-- begin --
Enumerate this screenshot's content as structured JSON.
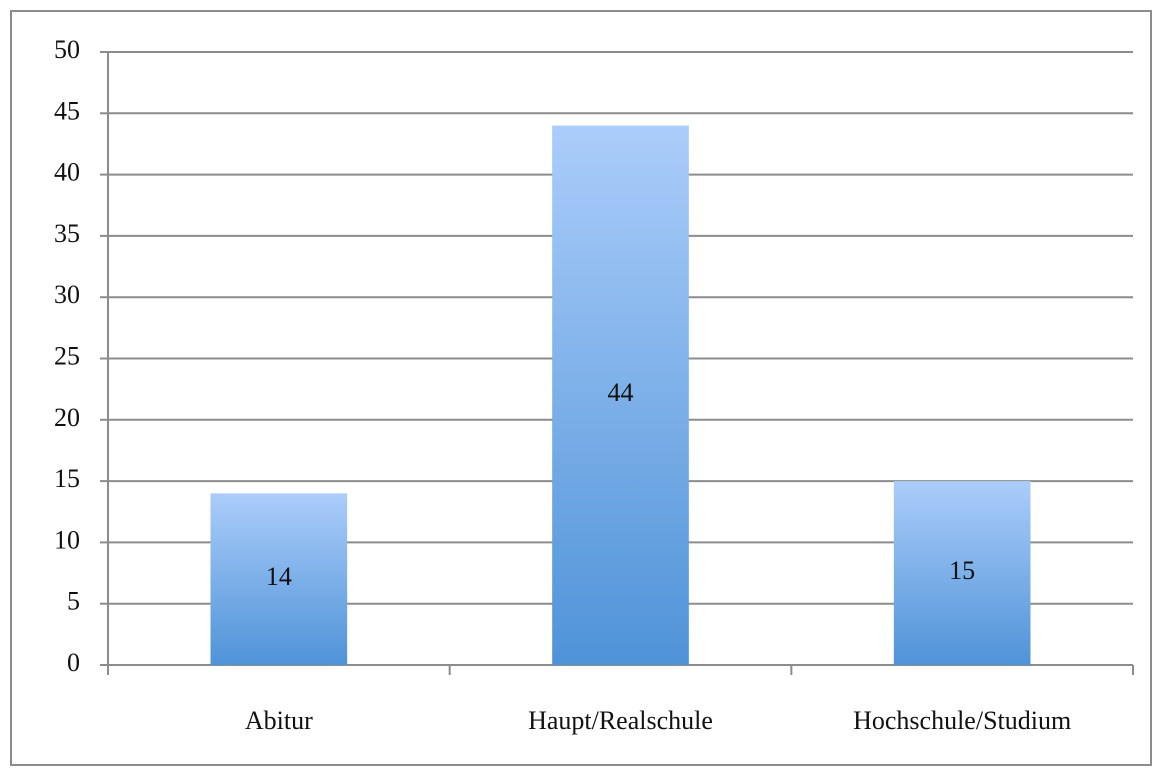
{
  "chart_data": {
    "type": "bar",
    "categories": [
      "Abitur",
      "Haupt/Realschule",
      "Hochschule/Studium"
    ],
    "values": [
      14,
      44,
      15
    ],
    "color": "#5b9ee0",
    "ylim": [
      0,
      50
    ],
    "yticks": [
      0,
      5,
      10,
      15,
      20,
      25,
      30,
      35,
      40,
      45,
      50
    ],
    "grid": true
  }
}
-- end --
## [AIM OF THE TASK]
Except for the pictures, copy the material above exactly.

## [FULL ANSWER]
Enumerate this screenshot's content as structured JSON.
{
  "chart_data": {
    "type": "bar",
    "categories": [
      "Abitur",
      "Haupt/Realschule",
      "Hochschule/Studium"
    ],
    "values": [
      14,
      44,
      15
    ],
    "color": "#5b9ee0",
    "ylim": [
      0,
      50
    ],
    "yticks": [
      0,
      5,
      10,
      15,
      20,
      25,
      30,
      35,
      40,
      45,
      50
    ],
    "grid": true
  }
}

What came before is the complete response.